— Start Material provided —

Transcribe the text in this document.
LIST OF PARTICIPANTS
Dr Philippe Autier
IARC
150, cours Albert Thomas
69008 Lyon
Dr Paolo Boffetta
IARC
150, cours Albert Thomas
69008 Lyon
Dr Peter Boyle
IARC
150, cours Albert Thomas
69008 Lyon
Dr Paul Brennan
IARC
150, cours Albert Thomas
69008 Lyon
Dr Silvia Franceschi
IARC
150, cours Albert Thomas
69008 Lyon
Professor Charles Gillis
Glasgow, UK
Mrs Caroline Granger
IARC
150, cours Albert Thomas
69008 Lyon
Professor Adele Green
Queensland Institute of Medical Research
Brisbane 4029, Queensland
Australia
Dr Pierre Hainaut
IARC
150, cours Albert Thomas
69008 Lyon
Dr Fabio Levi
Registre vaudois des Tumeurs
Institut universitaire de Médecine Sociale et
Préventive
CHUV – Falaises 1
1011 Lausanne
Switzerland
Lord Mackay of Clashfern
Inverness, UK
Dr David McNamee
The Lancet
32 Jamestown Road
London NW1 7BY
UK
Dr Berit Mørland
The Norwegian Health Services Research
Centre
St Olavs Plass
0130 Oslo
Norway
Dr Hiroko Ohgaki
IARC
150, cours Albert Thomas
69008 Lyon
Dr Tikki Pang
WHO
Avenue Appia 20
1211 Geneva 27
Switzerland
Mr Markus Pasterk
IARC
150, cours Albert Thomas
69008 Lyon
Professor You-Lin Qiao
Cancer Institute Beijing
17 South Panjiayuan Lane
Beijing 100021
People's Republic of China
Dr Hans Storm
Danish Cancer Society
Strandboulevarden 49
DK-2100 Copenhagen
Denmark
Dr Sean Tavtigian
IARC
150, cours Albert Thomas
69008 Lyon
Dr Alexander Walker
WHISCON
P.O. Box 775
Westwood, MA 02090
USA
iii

— End Material provided —

[What to do]:
Transcribe all entries exactly as they are given.

[Solution below]:
Transcribe the text in this document.
LIST OF PARTICIPANTS
Dr Philippe Autier
IARC
150, cours Albert Thomas
69008 Lyon
Dr Paolo Boffetta
IARC
150, cours Albert Thomas
69008 Lyon
Dr Peter Boyle
IARC
150, cours Albert Thomas
69008 Lyon
Dr Paul Brennan
IARC
150, cours Albert Thomas
69008 Lyon
Dr Silvia Franceschi
IARC
150, cours Albert Thomas
69008 Lyon
Professor Charles Gillis
Glasgow, UK
Mrs Caroline Granger
IARC
150, cours Albert Thomas
69008 Lyon
Professor Adele Green
Queensland Institute of Medical Research
Brisbane 4029, Queensland
Australia
Dr Pierre Hainaut
IARC
150, cours Albert Thomas
69008 Lyon
Dr Fabio Levi
Registre vaudois des Tumeurs
Institut universitaire de Médecine Sociale et
Préventive
CHUV – Falaises 1
1011 Lausanne
Switzerland
Lord Mackay of Clashfern
Inverness, UK
Dr David McNamee
The Lancet
32 Jamestown Road
London NW1 7BY
UK
Dr Berit Mørland
The Norwegian Health Services Research
Centre
St Olavs Plass
0130 Oslo
Norway
Dr Hiroko Ohgaki
IARC
150, cours Albert Thomas
69008 Lyon
Dr Tikki Pang
WHO
Avenue Appia 20
1211 Geneva 27
Switzerland
Mr Markus Pasterk
IARC
150, cours Albert Thomas
69008 Lyon
Professor You-Lin Qiao
Cancer Institute Beijing
17 South Panjiayuan Lane
Beijing 100021
People's Republic of China
Dr Hans Storm
Danish Cancer Society
Strandboulevarden 49
DK-2100 Copenhagen
Denmark
Dr Sean Tavtigian
IARC
150, cours Albert Thomas
69008 Lyon
Dr Alexander Walker
WHISCON
P.O. Box 775
Westwood, MA 02090
USA
iii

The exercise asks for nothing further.